Filter the lines below, copying only those with the string "dels".

START RECORDS SUPPLIED

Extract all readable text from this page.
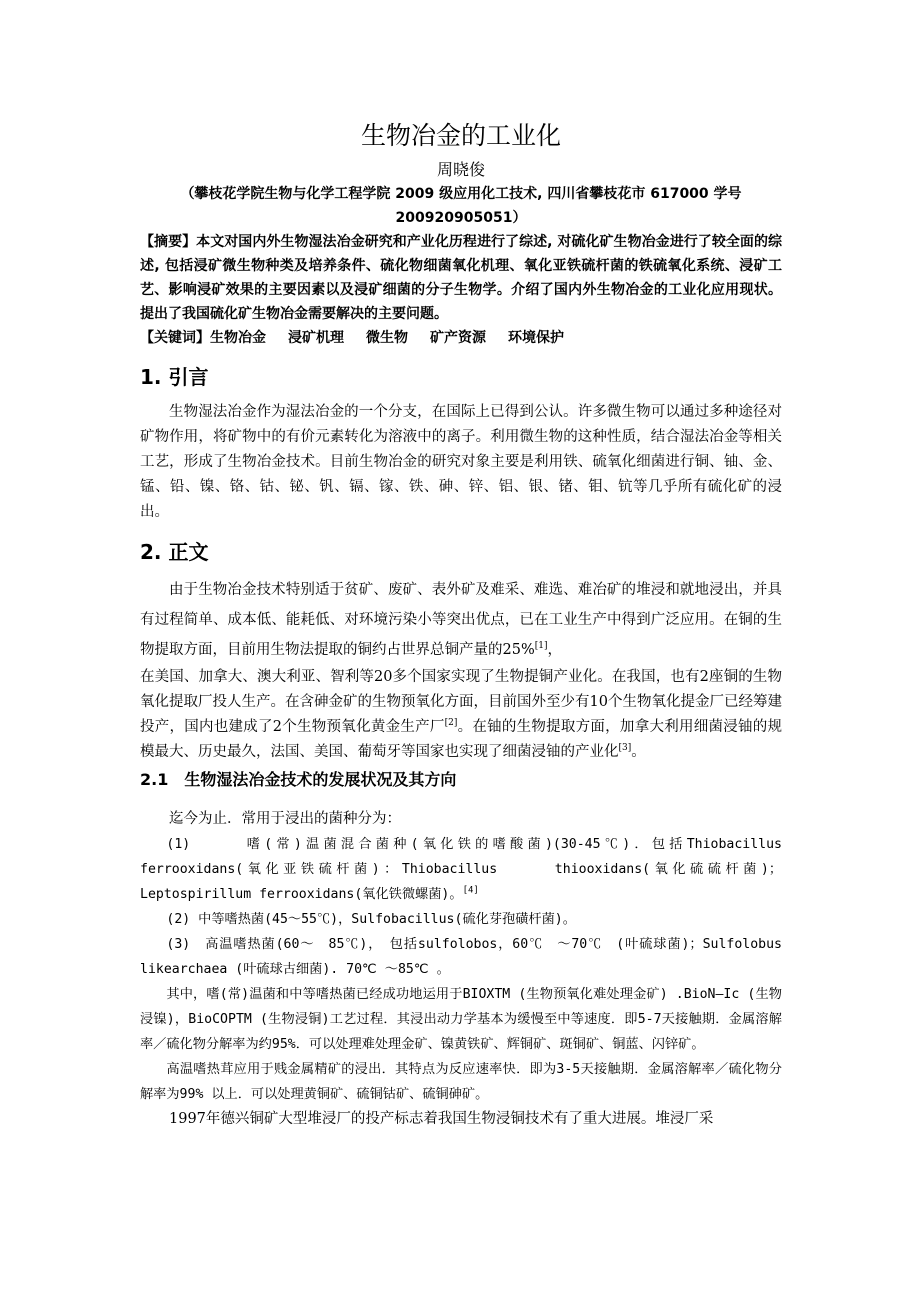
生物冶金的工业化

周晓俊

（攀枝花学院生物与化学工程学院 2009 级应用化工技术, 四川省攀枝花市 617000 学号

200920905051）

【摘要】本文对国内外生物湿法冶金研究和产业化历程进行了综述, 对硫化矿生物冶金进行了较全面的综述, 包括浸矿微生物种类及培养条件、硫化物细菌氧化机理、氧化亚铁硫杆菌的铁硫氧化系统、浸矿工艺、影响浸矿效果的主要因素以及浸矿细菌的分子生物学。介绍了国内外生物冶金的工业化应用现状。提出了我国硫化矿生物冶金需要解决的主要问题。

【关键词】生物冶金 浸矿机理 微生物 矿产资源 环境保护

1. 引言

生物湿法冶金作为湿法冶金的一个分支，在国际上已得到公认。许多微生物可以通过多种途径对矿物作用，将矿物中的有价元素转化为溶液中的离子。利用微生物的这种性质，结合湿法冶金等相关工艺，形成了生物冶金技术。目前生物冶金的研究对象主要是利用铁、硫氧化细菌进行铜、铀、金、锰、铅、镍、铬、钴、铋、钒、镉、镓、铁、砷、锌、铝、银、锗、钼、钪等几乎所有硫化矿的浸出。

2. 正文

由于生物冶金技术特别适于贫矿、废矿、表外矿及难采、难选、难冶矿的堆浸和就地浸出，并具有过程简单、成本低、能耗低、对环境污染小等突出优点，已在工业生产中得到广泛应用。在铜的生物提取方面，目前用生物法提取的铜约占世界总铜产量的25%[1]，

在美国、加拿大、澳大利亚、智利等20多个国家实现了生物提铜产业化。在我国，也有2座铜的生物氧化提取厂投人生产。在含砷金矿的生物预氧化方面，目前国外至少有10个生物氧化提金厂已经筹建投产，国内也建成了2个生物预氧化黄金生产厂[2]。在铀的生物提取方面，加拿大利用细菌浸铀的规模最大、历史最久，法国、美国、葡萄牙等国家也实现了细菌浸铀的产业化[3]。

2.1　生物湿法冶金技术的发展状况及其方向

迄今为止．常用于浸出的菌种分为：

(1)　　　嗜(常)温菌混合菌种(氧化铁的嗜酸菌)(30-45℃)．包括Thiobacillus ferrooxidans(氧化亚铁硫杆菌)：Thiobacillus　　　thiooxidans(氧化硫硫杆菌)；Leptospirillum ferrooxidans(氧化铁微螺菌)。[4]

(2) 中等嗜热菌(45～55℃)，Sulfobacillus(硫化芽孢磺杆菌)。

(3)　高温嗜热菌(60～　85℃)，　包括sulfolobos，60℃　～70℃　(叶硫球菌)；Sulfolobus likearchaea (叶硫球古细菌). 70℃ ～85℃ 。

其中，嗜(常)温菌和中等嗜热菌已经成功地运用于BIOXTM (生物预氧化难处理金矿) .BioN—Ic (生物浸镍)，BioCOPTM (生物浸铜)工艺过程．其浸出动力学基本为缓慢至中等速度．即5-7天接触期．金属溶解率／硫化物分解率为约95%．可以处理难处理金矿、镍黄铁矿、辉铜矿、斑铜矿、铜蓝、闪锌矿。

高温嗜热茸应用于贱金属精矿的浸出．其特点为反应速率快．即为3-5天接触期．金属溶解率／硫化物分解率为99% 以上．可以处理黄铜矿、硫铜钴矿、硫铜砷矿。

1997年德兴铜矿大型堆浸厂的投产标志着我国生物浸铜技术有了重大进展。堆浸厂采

END RECORDS SUPPLIED
START RECORDS SUPPLIED

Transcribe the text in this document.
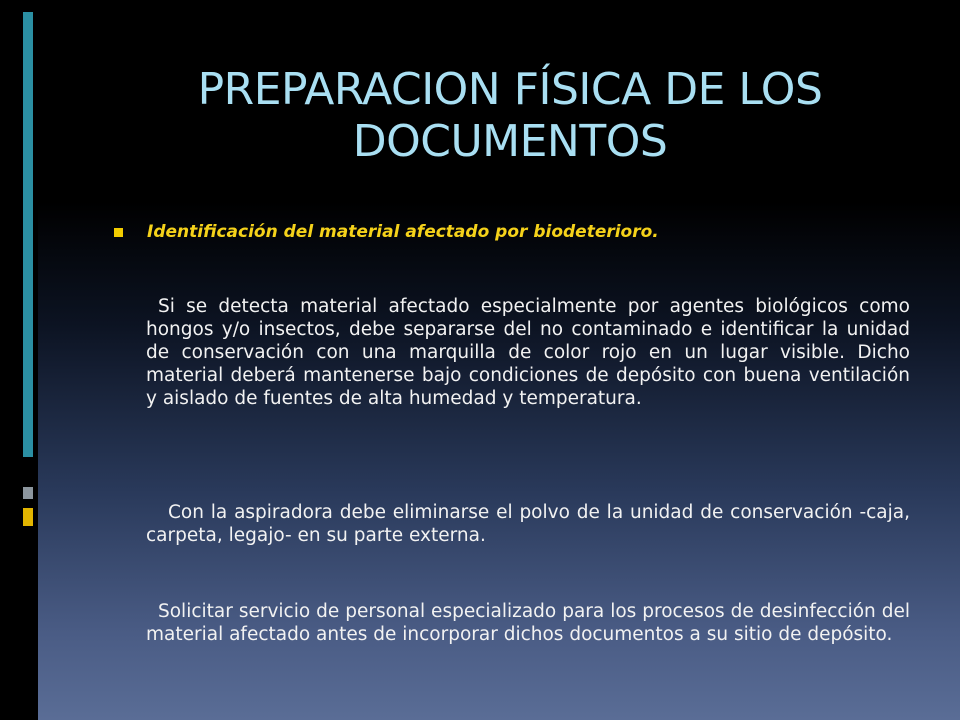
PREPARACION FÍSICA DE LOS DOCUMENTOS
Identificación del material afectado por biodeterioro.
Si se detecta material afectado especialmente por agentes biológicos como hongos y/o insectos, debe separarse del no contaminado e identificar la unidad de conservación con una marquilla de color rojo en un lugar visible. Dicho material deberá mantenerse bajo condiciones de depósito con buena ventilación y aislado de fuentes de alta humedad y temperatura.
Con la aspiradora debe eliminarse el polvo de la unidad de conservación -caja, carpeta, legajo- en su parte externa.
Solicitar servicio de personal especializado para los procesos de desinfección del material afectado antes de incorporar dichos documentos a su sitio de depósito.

END RECORDS SUPPLIED
START RECORDS SUPPLIED

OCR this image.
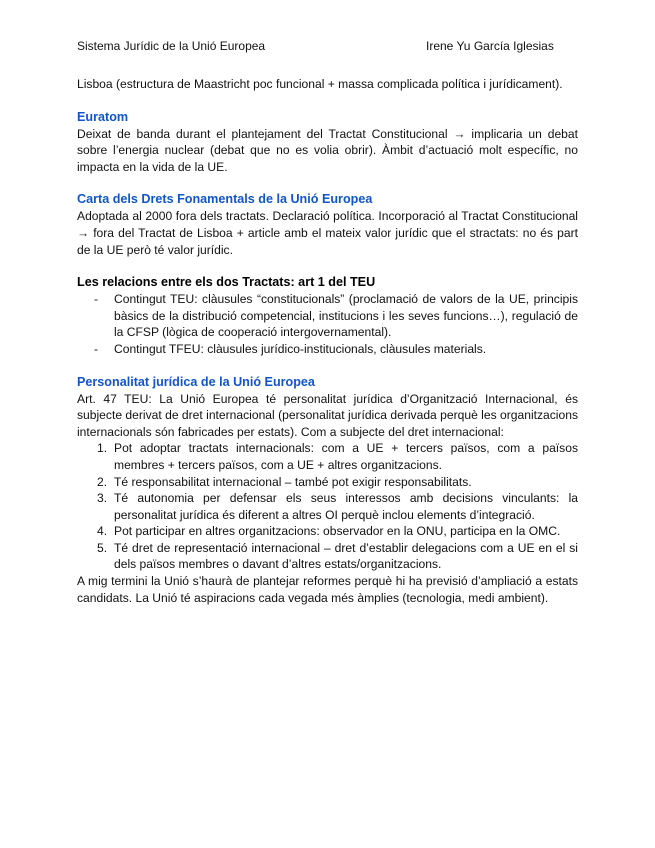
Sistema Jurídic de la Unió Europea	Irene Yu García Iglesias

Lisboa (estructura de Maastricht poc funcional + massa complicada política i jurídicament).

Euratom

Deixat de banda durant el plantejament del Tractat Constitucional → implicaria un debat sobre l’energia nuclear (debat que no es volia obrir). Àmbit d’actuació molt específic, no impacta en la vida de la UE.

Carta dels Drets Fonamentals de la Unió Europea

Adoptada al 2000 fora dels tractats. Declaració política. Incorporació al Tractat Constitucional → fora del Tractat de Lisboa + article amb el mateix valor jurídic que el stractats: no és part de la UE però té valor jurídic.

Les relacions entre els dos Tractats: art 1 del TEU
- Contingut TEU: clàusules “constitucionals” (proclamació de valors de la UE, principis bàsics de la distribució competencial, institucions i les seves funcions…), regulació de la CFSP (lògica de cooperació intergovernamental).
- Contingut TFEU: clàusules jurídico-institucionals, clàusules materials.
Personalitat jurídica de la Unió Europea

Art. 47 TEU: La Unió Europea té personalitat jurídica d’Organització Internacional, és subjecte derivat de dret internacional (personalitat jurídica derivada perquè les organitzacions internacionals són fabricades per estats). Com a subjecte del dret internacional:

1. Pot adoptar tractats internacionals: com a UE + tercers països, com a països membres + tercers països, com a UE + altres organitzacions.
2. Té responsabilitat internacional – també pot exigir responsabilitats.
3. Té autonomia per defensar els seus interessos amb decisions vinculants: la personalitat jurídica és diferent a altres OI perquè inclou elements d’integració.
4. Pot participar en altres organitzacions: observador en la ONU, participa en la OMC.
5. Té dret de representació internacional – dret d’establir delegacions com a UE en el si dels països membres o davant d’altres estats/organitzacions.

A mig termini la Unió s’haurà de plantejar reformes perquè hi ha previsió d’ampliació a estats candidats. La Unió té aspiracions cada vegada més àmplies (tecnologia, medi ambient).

END RECORDS SUPPLIED

RESULT BELOW:
Carta dels Drets Fonamentals de la Unió Europea
Adoptada al 2000 fora dels tractats. Declaració política. Incorporació al Tractat Constitucional → fora del Tractat de Lisboa + article amb el mateix valor jurídic que el stractats: no és part de la UE però té valor jurídic.
5. Té dret de representació internacional – dret d’establir delegacions com a UE en el si dels països membres o davant d’altres estats/organitzacions.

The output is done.